Written task => Print the whole listing exactly.

Listing =>
------------------------------------------------------------

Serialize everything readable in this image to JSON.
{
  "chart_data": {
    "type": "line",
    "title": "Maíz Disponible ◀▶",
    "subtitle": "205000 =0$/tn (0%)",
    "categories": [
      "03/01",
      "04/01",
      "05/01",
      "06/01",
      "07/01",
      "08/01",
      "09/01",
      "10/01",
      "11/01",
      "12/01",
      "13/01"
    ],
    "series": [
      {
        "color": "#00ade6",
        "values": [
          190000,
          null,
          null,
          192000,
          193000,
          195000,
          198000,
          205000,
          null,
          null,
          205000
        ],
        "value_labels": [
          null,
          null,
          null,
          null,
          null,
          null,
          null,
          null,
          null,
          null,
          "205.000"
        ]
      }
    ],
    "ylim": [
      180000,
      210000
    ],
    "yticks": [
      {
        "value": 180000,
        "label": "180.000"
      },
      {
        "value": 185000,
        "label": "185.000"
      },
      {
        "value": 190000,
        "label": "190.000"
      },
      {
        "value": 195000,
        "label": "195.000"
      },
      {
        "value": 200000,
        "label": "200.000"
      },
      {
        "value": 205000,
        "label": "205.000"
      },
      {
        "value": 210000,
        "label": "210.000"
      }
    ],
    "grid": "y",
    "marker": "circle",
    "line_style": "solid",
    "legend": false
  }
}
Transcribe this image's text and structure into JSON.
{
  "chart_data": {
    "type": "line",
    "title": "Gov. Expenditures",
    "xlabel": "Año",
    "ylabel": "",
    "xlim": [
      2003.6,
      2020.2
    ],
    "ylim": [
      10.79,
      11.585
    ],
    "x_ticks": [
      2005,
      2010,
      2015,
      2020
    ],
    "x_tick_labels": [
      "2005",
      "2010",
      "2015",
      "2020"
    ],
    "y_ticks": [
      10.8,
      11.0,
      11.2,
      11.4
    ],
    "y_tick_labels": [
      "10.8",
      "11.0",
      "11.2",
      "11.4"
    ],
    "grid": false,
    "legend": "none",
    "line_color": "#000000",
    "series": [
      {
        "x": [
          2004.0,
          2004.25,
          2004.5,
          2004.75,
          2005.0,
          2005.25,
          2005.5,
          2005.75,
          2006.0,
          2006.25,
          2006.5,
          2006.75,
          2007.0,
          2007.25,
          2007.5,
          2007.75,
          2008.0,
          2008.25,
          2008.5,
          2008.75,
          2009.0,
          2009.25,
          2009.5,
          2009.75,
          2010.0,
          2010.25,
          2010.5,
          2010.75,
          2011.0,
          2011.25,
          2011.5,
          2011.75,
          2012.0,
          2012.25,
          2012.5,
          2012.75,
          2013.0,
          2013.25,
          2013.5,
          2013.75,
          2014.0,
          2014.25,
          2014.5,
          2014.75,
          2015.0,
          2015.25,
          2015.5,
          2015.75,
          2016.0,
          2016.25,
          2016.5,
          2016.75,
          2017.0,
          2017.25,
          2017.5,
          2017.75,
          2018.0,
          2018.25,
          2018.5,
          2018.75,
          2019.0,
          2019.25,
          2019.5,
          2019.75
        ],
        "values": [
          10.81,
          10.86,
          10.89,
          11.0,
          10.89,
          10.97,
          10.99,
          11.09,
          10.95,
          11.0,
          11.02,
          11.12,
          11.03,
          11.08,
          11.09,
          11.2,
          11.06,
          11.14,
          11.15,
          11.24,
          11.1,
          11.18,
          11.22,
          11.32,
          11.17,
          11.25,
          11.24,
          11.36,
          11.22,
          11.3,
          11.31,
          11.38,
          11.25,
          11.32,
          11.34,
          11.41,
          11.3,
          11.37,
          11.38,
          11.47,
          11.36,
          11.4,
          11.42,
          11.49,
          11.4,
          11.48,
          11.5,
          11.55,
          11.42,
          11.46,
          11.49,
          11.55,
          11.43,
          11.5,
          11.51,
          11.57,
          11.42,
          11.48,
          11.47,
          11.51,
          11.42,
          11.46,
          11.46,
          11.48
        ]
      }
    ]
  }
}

------------------------------------------------------------

Exercise answer =>
Serialize everything readable in this image to JSON.
{
  "chart_data": {
    "type": "line",
    "title": "Maíz Disponible ◀▶",
    "subtitle": "205000 =0$/tn (0%)",
    "categories": [
      "03/01",
      "04/01",
      "05/01",
      "06/01",
      "07/01",
      "08/01",
      "09/01",
      "10/01",
      "11/01",
      "12/01",
      "13/01"
    ],
    "series": [
      {
        "color": "#00ade6",
        "values": [
          190000,
          null,
          null,
          192000,
          193000,
          195000,
          198000,
          205000,
          null,
          null,
          205000
        ],
        "value_labels": [
          null,
          null,
          null,
          null,
          null,
          null,
          null,
          null,
          null,
          null,
          "205.000"
        ]
      }
    ],
    "ylim": [
      180000,
      210000
    ],
    "yticks": [
      {
        "value": 180000,
        "label": "180.000"
      },
      {
        "value": 185000,
        "label": "185.000"
      },
      {
        "value": 190000,
        "label": "190.000"
      },
      {
        "value": 195000,
        "label": "195.000"
      },
      {
        "value": 200000,
        "label": "200.000"
      },
      {
        "value": 205000,
        "label": "205.000"
      },
      {
        "value": 210000,
        "label": "210.000"
      }
    ],
    "grid": "y",
    "marker": "circle",
    "line_style": "solid",
    "legend": false
  }
}
Transcribe this image's text and structure into JSON.
{
  "chart_data": {
    "type": "line",
    "title": "Gov. Expenditures",
    "xlabel": "Año",
    "ylabel": "",
    "xlim": [
      2003.6,
      2020.2
    ],
    "ylim": [
      10.79,
      11.585
    ],
    "x_ticks": [
      2005,
      2010,
      2015,
      2020
    ],
    "x_tick_labels": [
      "2005",
      "2010",
      "2015",
      "2020"
    ],
    "y_ticks": [
      10.8,
      11.0,
      11.2,
      11.4
    ],
    "y_tick_labels": [
      "10.8",
      "11.0",
      "11.2",
      "11.4"
    ],
    "grid": false,
    "legend": "none",
    "line_color": "#000000",
    "series": [
      {
        "x": [
          2004.0,
          2004.25,
          2004.5,
          2004.75,
          2005.0,
          2005.25,
          2005.5,
          2005.75,
          2006.0,
          2006.25,
          2006.5,
          2006.75,
          2007.0,
          2007.25,
          2007.5,
          2007.75,
          2008.0,
          2008.25,
          2008.5,
          2008.75,
          2009.0,
          2009.25,
          2009.5,
          2009.75,
          2010.0,
          2010.25,
          2010.5,
          2010.75,
          2011.0,
          2011.25,
          2011.5,
          2011.75,
          2012.0,
          2012.25,
          2012.5,
          2012.75,
          2013.0,
          2013.25,
          2013.5,
          2013.75,
          2014.0,
          2014.25,
          2014.5,
          2014.75,
          2015.0,
          2015.25,
          2015.5,
          2015.75,
          2016.0,
          2016.25,
          2016.5,
          2016.75,
          2017.0,
          2017.25,
          2017.5,
          2017.75,
          2018.0,
          2018.25,
          2018.5,
          2018.75,
          2019.0,
          2019.25,
          2019.5,
          2019.75
        ],
        "values": [
          10.81,
          10.86,
          10.89,
          11.0,
          10.89,
          10.97,
          10.99,
          11.09,
          10.95,
          11.0,
          11.02,
          11.12,
          11.03,
          11.08,
          11.09,
          11.2,
          11.06,
          11.14,
          11.15,
          11.24,
          11.1,
          11.18,
          11.22,
          11.32,
          11.17,
          11.25,
          11.24,
          11.36,
          11.22,
          11.3,
          11.31,
          11.38,
          11.25,
          11.32,
          11.34,
          11.41,
          11.3,
          11.37,
          11.38,
          11.47,
          11.36,
          11.4,
          11.42,
          11.49,
          11.4,
          11.48,
          11.5,
          11.55,
          11.42,
          11.46,
          11.49,
          11.55,
          11.43,
          11.5,
          11.51,
          11.57,
          11.42,
          11.48,
          11.47,
          11.51,
          11.42,
          11.46,
          11.46,
          11.48
        ]
      }
    ]
  }
}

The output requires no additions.